▶ [WORK REQUIRED]: For this exercise, repeat all of the material verbatim apart from its images.

▶ [AVAILABLE RECORDS]:
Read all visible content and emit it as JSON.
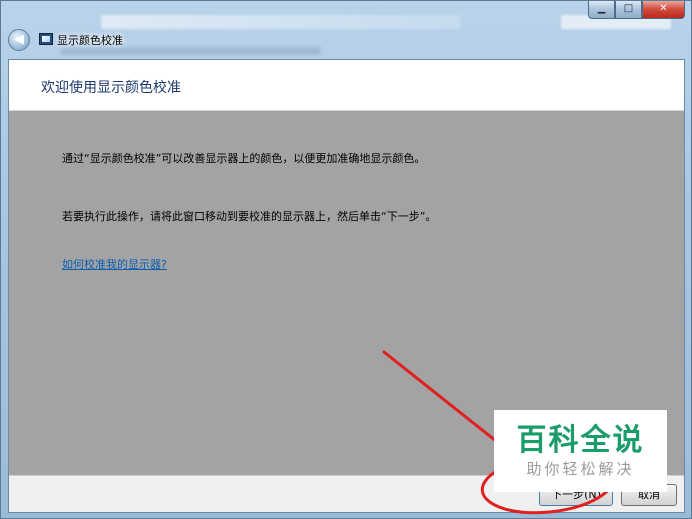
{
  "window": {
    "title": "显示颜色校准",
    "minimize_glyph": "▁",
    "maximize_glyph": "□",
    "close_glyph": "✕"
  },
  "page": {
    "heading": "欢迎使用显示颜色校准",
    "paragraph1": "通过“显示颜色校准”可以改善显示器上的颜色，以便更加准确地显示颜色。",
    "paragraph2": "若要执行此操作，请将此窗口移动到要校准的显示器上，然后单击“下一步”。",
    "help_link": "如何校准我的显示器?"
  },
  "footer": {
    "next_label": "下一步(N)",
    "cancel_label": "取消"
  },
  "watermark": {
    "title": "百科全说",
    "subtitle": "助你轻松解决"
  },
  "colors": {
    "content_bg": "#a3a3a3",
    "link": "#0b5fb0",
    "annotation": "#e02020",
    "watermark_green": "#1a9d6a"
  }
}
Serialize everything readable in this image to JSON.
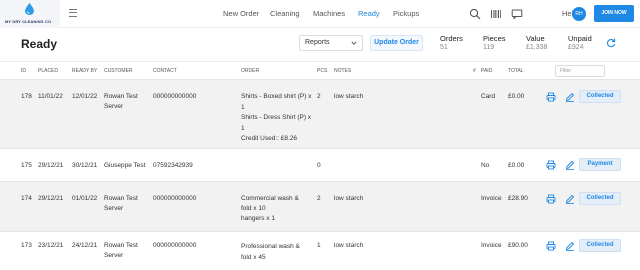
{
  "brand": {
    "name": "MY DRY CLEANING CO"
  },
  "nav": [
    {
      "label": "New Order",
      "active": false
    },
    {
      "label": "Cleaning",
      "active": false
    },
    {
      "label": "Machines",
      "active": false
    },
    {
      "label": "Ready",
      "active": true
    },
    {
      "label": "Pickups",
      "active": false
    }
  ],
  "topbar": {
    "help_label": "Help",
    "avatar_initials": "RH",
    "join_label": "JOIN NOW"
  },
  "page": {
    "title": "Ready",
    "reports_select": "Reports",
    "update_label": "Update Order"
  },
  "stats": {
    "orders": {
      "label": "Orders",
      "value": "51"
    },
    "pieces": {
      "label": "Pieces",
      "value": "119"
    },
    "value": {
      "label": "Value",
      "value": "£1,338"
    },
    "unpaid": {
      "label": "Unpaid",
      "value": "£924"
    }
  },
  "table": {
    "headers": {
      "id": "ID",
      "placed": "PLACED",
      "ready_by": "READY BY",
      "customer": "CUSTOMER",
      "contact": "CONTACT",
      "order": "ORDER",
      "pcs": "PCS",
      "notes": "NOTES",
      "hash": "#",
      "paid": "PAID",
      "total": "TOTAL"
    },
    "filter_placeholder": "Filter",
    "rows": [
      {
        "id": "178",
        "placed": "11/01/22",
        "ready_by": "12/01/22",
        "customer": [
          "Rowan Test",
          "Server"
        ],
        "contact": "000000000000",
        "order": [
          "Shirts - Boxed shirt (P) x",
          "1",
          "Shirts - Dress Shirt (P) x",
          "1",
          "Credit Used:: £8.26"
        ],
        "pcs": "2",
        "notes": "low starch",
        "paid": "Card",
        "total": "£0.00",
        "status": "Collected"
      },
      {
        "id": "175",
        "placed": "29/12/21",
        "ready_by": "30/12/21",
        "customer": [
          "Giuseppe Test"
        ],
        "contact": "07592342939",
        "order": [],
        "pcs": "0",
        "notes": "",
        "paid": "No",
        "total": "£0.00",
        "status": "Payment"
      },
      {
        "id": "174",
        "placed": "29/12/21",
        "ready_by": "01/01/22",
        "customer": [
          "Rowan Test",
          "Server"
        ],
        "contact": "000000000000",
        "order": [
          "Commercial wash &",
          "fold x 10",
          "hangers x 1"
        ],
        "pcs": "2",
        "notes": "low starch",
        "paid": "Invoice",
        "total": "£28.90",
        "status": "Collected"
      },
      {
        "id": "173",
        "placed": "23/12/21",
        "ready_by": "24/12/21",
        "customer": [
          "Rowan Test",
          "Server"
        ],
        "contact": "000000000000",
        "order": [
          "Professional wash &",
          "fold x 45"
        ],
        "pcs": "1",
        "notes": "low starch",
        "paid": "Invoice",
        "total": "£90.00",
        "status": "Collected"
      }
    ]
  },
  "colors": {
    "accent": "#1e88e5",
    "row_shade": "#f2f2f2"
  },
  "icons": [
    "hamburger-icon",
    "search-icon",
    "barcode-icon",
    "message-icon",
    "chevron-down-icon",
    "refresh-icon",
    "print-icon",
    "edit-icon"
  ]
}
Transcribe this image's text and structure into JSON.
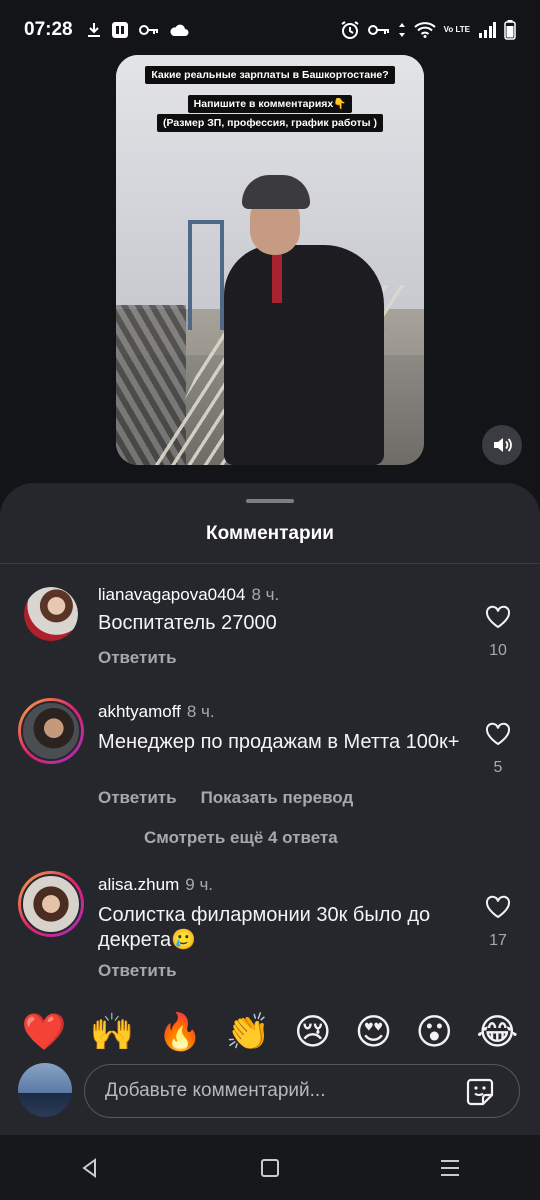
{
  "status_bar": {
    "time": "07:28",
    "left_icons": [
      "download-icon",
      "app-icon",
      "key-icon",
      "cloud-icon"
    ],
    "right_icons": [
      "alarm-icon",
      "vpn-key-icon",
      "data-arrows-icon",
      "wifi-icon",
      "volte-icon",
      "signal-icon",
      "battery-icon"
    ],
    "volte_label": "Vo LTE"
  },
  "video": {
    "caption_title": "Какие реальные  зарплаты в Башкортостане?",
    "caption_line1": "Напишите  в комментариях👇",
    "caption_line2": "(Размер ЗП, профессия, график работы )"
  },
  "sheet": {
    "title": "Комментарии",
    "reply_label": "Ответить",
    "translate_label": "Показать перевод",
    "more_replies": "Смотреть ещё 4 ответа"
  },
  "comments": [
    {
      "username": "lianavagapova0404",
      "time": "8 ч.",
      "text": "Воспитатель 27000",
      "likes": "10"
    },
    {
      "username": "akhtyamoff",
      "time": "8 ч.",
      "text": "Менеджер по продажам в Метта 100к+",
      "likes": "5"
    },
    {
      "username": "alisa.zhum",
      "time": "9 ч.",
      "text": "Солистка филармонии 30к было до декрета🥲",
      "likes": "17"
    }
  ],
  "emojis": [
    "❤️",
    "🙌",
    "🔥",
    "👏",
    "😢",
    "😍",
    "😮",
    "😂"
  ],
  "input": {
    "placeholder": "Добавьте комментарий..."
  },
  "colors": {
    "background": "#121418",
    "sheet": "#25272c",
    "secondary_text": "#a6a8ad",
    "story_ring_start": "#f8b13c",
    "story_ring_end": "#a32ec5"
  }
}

▶ [RESPONSE BELOW]:
Read all visible content and emit it as JSON.
{
  "window": {
    "title": "显示颜色校准",
    "minimize_glyph": "▁",
    "maximize_glyph": "□",
    "close_glyph": "✕"
  },
  "page": {
    "heading": "欢迎使用显示颜色校准",
    "paragraph1": "通过“显示颜色校准”可以改善显示器上的颜色，以便更加准确地显示颜色。",
    "paragraph2": "若要执行此操作，请将此窗口移动到要校准的显示器上，然后单击“下一步”。",
    "help_link": "如何校准我的显示器?"
  },
  "footer": {
    "next_label": "下一步(N)",
    "cancel_label": "取消"
  },
  "watermark": {
    "title": "百科全说",
    "subtitle": "助你轻松解决"
  },
  "colors": {
    "content_bg": "#a3a3a3",
    "link": "#0b5fb0",
    "annotation": "#e02020",
    "watermark_green": "#1a9d6a"
  }
}
Serialize everything readable in this image to JSON.
{
  "brand": {
    "name": "MY DRY CLEANING CO"
  },
  "nav": [
    {
      "label": "New Order",
      "active": false
    },
    {
      "label": "Cleaning",
      "active": false
    },
    {
      "label": "Machines",
      "active": false
    },
    {
      "label": "Ready",
      "active": true
    },
    {
      "label": "Pickups",
      "active": false
    }
  ],
  "topbar": {
    "help_label": "Help",
    "avatar_initials": "RH",
    "join_label": "JOIN NOW"
  },
  "page": {
    "title": "Ready",
    "reports_select": "Reports",
    "update_label": "Update Order"
  },
  "stats": {
    "orders": {
      "label": "Orders",
      "value": "51"
    },
    "pieces": {
      "label": "Pieces",
      "value": "119"
    },
    "value": {
      "label": "Value",
      "value": "£1,338"
    },
    "unpaid": {
      "label": "Unpaid",
      "value": "£924"
    }
  },
  "table": {
    "headers": {
      "id": "ID",
      "placed": "PLACED",
      "ready_by": "READY BY",
      "customer": "CUSTOMER",
      "contact": "CONTACT",
      "order": "ORDER",
      "pcs": "PCS",
      "notes": "NOTES",
      "hash": "#",
      "paid": "PAID",
      "total": "TOTAL"
    },
    "filter_placeholder": "Filter",
    "rows": [
      {
        "id": "178",
        "placed": "11/01/22",
        "ready_by": "12/01/22",
        "customer": [
          "Rowan Test",
          "Server"
        ],
        "contact": "000000000000",
        "order": [
          "Shirts - Boxed shirt (P) x",
          "1",
          "Shirts - Dress Shirt (P) x",
          "1",
          "Credit Used:: £8.26"
        ],
        "pcs": "2",
        "notes": "low starch",
        "paid": "Card",
        "total": "£0.00",
        "status": "Collected"
      },
      {
        "id": "175",
        "placed": "29/12/21",
        "ready_by": "30/12/21",
        "customer": [
          "Giuseppe Test"
        ],
        "contact": "07592342939",
        "order": [],
        "pcs": "0",
        "notes": "",
        "paid": "No",
        "total": "£0.00",
        "status": "Payment"
      },
      {
        "id": "174",
        "placed": "29/12/21",
        "ready_by": "01/01/22",
        "customer": [
          "Rowan Test",
          "Server"
        ],
        "contact": "000000000000",
        "order": [
          "Commercial wash &",
          "fold x 10",
          "hangers x 1"
        ],
        "pcs": "2",
        "notes": "low starch",
        "paid": "Invoice",
        "total": "£28.90",
        "status": "Collected"
      },
      {
        "id": "173",
        "placed": "23/12/21",
        "ready_by": "24/12/21",
        "customer": [
          "Rowan Test",
          "Server"
        ],
        "contact": "000000000000",
        "order": [
          "Professional wash &",
          "fold x 45"
        ],
        "pcs": "1",
        "notes": "low starch",
        "paid": "Invoice",
        "total": "£90.00",
        "status": "Collected"
      }
    ]
  },
  "colors": {
    "accent": "#1e88e5",
    "row_shade": "#f2f2f2"
  },
  "icons": [
    "hamburger-icon",
    "search-icon",
    "barcode-icon",
    "message-icon",
    "chevron-down-icon",
    "refresh-icon",
    "print-icon",
    "edit-icon"
  ]
}
Transcribe this image's text and structure into JSON.
{
  "status_bar": {
    "time": "07:28",
    "left_icons": [
      "download-icon",
      "app-icon",
      "key-icon",
      "cloud-icon"
    ],
    "right_icons": [
      "alarm-icon",
      "vpn-key-icon",
      "data-arrows-icon",
      "wifi-icon",
      "volte-icon",
      "signal-icon",
      "battery-icon"
    ],
    "volte_label": "Vo LTE"
  },
  "video": {
    "caption_title": "Какие реальные  зарплаты в Башкортостане?",
    "caption_line1": "Напишите  в комментариях👇",
    "caption_line2": "(Размер ЗП, профессия, график работы )"
  },
  "sheet": {
    "title": "Комментарии",
    "reply_label": "Ответить",
    "translate_label": "Показать перевод",
    "more_replies": "Смотреть ещё 4 ответа"
  },
  "comments": [
    {
      "username": "lianavagapova0404",
      "time": "8 ч.",
      "text": "Воспитатель 27000",
      "likes": "10"
    },
    {
      "username": "akhtyamoff",
      "time": "8 ч.",
      "text": "Менеджер по продажам в Метта 100к+",
      "likes": "5"
    },
    {
      "username": "alisa.zhum",
      "time": "9 ч.",
      "text": "Солистка филармонии 30к было до декрета🥲",
      "likes": "17"
    }
  ],
  "emojis": [
    "❤️",
    "🙌",
    "🔥",
    "👏",
    "😢",
    "😍",
    "😮",
    "😂"
  ],
  "input": {
    "placeholder": "Добавьте комментарий..."
  },
  "colors": {
    "background": "#121418",
    "sheet": "#25272c",
    "secondary_text": "#a6a8ad",
    "story_ring_start": "#f8b13c",
    "story_ring_end": "#a32ec5"
  }
}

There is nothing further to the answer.